| PASSAGE TO READ |
○ ○ ○ ○ ○

It is well worthy of reflection that our Lord Jesus Christ, whose coming into the world and whose departure from it, were calculated so eminently to set forth the insignificance of every thing earthly, did, nevertheless, apply himself to alleviate the evils incident to man here, with as tender and as vigilant an anxiety, and as prompt a readiness to relieve, as could be entertained by one who counted this life and its concerns objects of great and intrinsic importance. Christ came into this world, not with a view of making men happy here, nor with a promise that worldly good should be the inheritance of his followers, on the contrary, he directs that they be ready to renounce all they hold dear: he warns them that if they would be faithful followers of him, they must be prepared for such renunciation. He teaches them that no happiness is to be coveted except that which springs up within the heart that is no longer conformed to this world; except that which is vouchsafed as the consolation of those who do sincerely mourn. And yet, while he taught his disciples these great and searching truths, he went about doing good; doing that which even the natural man would call good; doing good of that kind which the superficial could not but be altogether ready to acknowledge as being conducive to the great objects which men should have at heart.

There is something exceedingly interesting in this thought: that our blessed Lord, whose coming here, and whose going hence, were calculated to set forth this truth in its insignificancy, did, nevertheless, consult even for the happiness of human beings here. He comes into a world which is in undisguised enmity towards him, and yet, every step he takes, his words and works breathe out, not alone holiness, but also mercy and love. He comes into a world where every ill that visits itself upon man, is no more than a natural consequence of man's transgression; where it might be said the unhappiness that man is born to is the shadow of that sin by which man offended against God. And in this world the Lord Jesus Christ is to be seen at the bed-side of the sinner, who has brought his infirmity upon himself, not to aggravate the sins of the man,

For the Chelsea, Brompton, and Belgrave Dispensary.

not to sink that sinner beyond all comparison into despair; but for the purpose of interposing between the consequences of sin and the victim they would destroy, and giving him courage, and hope, and confidence, to soften the scenes of his affliction and his contrition.

○ ○ ○ ○ ○

| DATA SUPPLIED |
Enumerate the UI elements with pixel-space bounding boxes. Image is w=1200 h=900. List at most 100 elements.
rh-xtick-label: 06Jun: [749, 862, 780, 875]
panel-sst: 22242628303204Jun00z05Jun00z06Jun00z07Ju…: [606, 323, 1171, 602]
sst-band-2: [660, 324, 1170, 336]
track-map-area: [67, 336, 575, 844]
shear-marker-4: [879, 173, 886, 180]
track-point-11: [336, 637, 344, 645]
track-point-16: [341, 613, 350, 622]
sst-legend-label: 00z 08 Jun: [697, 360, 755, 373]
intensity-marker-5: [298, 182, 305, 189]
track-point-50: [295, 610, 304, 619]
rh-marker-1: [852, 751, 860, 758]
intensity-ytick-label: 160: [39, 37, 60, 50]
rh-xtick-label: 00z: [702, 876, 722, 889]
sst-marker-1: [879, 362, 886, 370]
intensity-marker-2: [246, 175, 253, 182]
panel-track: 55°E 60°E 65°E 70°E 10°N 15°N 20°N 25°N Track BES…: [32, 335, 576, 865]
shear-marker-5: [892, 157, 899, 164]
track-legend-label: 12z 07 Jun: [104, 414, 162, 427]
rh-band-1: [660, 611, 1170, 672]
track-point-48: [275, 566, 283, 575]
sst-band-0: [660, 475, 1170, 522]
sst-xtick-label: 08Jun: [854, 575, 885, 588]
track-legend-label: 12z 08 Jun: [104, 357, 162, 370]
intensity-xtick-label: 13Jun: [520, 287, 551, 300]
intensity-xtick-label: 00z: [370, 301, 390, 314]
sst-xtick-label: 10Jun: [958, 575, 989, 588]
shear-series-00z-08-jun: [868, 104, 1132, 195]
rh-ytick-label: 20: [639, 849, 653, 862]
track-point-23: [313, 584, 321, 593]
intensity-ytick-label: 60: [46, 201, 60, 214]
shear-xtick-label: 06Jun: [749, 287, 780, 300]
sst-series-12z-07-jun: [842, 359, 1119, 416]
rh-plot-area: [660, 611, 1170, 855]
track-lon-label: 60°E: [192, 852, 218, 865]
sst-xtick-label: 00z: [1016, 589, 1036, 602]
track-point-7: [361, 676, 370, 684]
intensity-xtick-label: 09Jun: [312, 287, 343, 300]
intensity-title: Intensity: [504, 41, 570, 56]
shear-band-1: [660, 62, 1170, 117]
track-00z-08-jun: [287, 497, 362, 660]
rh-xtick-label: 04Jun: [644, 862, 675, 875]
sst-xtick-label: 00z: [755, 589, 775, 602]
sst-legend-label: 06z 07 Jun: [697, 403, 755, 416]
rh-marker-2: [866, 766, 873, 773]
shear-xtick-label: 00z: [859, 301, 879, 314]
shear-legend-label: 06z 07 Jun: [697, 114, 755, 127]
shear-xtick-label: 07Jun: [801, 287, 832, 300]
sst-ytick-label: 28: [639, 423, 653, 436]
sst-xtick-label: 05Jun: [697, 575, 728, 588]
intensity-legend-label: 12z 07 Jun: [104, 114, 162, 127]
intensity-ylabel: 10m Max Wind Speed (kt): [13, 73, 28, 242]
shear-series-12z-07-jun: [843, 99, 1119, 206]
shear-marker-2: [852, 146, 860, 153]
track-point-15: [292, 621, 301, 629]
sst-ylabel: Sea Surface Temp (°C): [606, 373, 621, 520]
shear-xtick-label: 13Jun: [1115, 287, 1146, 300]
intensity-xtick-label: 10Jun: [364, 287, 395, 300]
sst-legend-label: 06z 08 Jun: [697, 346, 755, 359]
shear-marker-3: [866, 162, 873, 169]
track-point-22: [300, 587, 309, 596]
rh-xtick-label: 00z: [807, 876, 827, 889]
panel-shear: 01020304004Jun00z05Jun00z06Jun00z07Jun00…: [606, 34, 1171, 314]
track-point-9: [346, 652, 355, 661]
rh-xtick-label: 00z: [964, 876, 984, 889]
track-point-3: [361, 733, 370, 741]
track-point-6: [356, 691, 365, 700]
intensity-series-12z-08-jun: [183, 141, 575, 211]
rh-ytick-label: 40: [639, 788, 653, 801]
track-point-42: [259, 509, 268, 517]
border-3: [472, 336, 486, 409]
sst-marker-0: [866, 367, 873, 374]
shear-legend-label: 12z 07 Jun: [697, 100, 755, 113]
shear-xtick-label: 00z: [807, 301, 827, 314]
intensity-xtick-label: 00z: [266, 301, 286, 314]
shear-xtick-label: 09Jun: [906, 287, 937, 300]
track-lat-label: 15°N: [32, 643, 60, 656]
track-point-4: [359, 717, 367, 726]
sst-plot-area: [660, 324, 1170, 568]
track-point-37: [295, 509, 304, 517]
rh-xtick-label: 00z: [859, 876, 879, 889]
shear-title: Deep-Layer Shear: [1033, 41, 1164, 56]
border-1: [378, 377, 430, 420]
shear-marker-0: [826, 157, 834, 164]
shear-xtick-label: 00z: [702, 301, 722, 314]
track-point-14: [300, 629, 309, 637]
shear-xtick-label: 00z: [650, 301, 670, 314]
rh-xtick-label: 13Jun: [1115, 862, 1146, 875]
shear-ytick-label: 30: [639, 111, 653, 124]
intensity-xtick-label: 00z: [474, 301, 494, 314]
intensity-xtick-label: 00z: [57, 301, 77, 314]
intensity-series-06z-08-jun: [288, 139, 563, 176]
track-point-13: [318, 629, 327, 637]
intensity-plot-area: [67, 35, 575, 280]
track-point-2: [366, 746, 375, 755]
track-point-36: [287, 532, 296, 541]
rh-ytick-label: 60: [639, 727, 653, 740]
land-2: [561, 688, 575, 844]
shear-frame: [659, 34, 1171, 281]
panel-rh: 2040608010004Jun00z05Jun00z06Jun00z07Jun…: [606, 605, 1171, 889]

○ ○ ○ ○ ○

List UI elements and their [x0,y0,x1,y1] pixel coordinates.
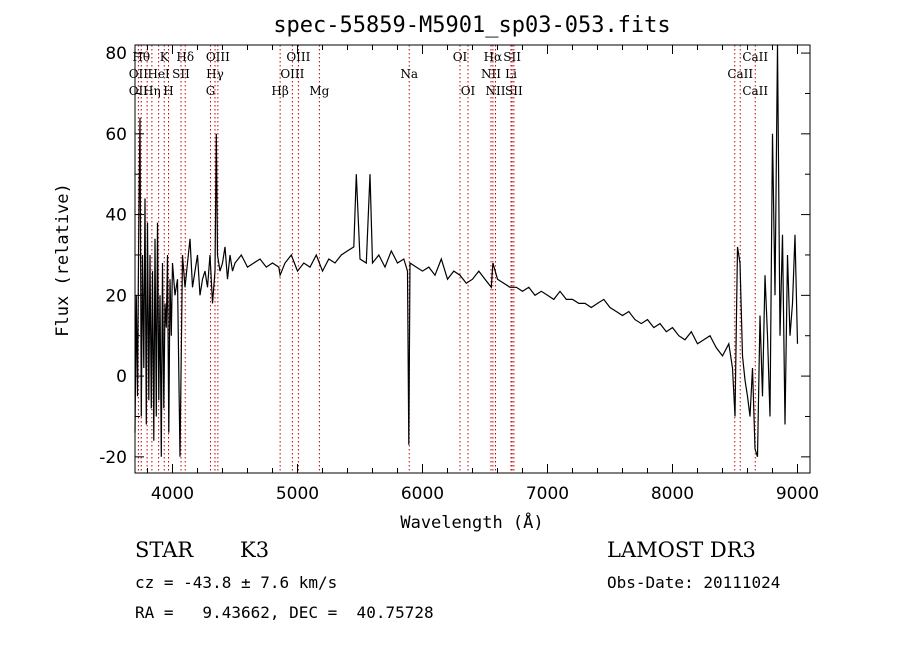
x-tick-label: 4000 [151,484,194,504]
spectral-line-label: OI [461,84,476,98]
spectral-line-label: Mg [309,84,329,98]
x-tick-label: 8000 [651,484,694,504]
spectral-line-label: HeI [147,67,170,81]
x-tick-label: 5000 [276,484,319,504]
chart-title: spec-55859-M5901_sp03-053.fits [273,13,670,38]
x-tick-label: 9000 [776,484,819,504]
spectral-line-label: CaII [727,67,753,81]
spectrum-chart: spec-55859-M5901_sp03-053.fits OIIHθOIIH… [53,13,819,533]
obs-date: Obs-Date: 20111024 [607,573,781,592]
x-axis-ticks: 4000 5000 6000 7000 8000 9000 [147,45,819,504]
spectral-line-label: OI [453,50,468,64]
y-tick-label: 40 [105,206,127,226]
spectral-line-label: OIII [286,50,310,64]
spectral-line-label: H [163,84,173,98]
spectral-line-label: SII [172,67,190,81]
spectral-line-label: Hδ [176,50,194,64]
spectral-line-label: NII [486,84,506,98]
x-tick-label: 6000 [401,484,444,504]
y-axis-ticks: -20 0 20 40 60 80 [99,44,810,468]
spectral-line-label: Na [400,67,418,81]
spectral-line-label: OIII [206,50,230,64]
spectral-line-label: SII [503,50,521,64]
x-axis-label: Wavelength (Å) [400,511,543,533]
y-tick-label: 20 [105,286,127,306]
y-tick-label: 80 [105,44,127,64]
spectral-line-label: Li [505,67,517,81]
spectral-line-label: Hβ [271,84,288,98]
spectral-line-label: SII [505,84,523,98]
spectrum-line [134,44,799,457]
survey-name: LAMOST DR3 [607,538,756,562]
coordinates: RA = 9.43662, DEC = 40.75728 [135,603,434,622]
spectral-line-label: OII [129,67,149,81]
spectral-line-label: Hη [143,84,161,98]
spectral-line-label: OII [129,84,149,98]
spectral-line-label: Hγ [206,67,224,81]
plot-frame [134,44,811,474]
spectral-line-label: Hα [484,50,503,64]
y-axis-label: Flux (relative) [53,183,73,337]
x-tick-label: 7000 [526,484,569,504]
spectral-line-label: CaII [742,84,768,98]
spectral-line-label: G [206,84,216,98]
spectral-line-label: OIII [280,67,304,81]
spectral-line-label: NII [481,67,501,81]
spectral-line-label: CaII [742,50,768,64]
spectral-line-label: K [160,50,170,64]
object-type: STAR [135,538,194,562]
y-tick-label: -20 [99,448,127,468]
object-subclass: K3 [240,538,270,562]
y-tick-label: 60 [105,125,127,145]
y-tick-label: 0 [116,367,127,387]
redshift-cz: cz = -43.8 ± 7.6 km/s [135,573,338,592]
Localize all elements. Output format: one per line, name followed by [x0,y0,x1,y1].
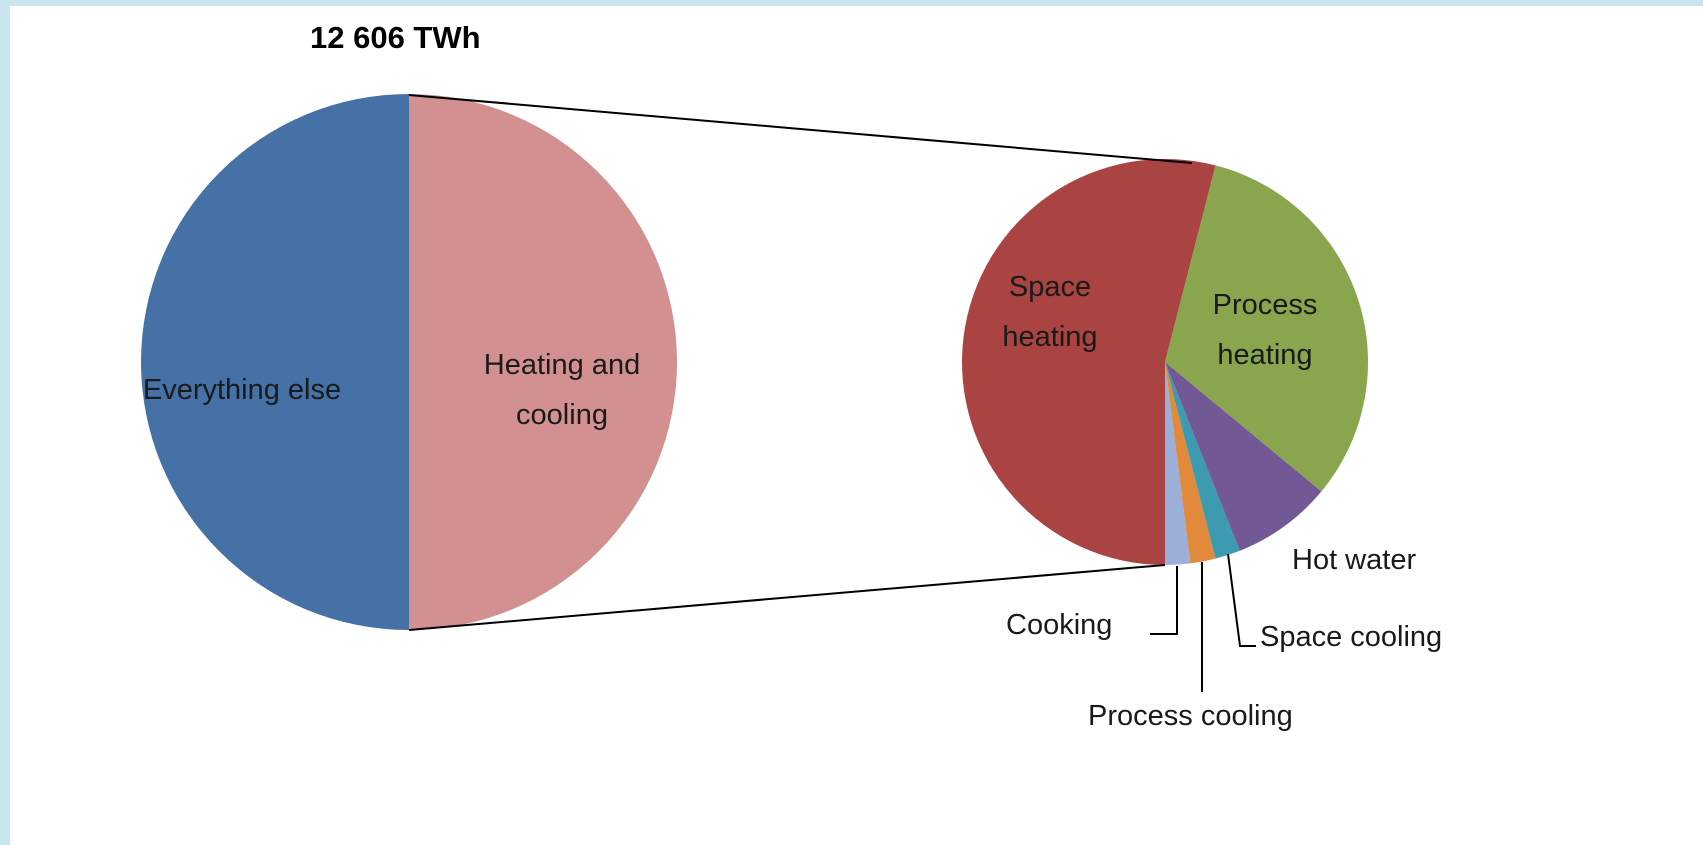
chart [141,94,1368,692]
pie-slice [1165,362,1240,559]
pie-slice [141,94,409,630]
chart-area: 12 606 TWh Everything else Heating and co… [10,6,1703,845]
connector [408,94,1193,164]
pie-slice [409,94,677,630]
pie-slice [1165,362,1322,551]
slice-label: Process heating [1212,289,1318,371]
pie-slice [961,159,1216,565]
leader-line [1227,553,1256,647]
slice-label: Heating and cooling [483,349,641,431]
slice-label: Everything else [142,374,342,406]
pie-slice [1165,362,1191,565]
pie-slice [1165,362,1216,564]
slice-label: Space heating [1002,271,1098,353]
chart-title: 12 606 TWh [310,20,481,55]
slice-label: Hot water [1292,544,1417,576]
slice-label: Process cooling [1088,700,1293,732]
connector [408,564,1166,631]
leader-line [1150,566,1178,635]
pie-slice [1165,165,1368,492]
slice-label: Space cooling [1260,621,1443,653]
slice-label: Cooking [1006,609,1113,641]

○ ○ ○ ○ ○

| EXERCISES |
1: Rewrite the stretch of records from the line containing "x-tick-label: 4000 [151,484,194,504]" through the line containing "x-axis-ticks: 4000 5000" as a numbered list, leaving out any blank lines.
2: Extend the sermon passage about Christ easing human suffering, picking up from its last sentence.
The text and the records were taken from unrelated sources.

| EXPECTED ANSWERS |
1:
1. x-tick-label: 4000 [151,484,194,504]
2. spectral-line-label: OI [461,84,476,98]
3. spectral-line-label: Mg [309,84,329,98]
4. x-tick-label: 8000 [651,484,694,504]
5. spectral-line-label: HeI [147,67,170,81]
6. x-tick-label: 5000 [276,484,319,504]
7. chart-title: spec-55859-M5901_sp03-053.fits [273,13,670,38]
8. x-tick-label: 9000 [776,484,819,504]
9. spectral-line-label: CaII [727,67,753,81]
10. spectrum-chart: spec-55859-M5901_sp03-053.fits OIIHθOIIH… [53,13,819,533]
11. obs-date: Obs-Date: 20111024 [607,573,781,592]
12. x-axis-ticks: 4000 5000 6000 7000 8000 9000 [147,45,819,504]

2:
This was not the species of miracle which the hard-hearted would have expected from our Lord. The Pharisees would dictate to him the manner in which he should overcome their incredulity. If he would show signs in the heavens-if he would lift himself above the great ones of the earth-if he would come down from the cross, and leave the redemption of mankind unaccomplished-they would account him worthy of their homage, because they would esteem him formed after the fashion of their own hearts. But because his miracles were mercies-because his precepts were gracious words—because he would not indulge them in the performance of miracles which a hard heart, a cold imagination, an ungodly nature was most desirous to see for its own Indulgence; because his signs were wrought upon the earth-not exhibited upon the remote expanse of heaven, and had for its object, not so much to - amaze man's mind as to convert his heart; they would not acknowledge him the God of glory and the God of love; and they uttered blasphemous expressions against him because he came to save sinners.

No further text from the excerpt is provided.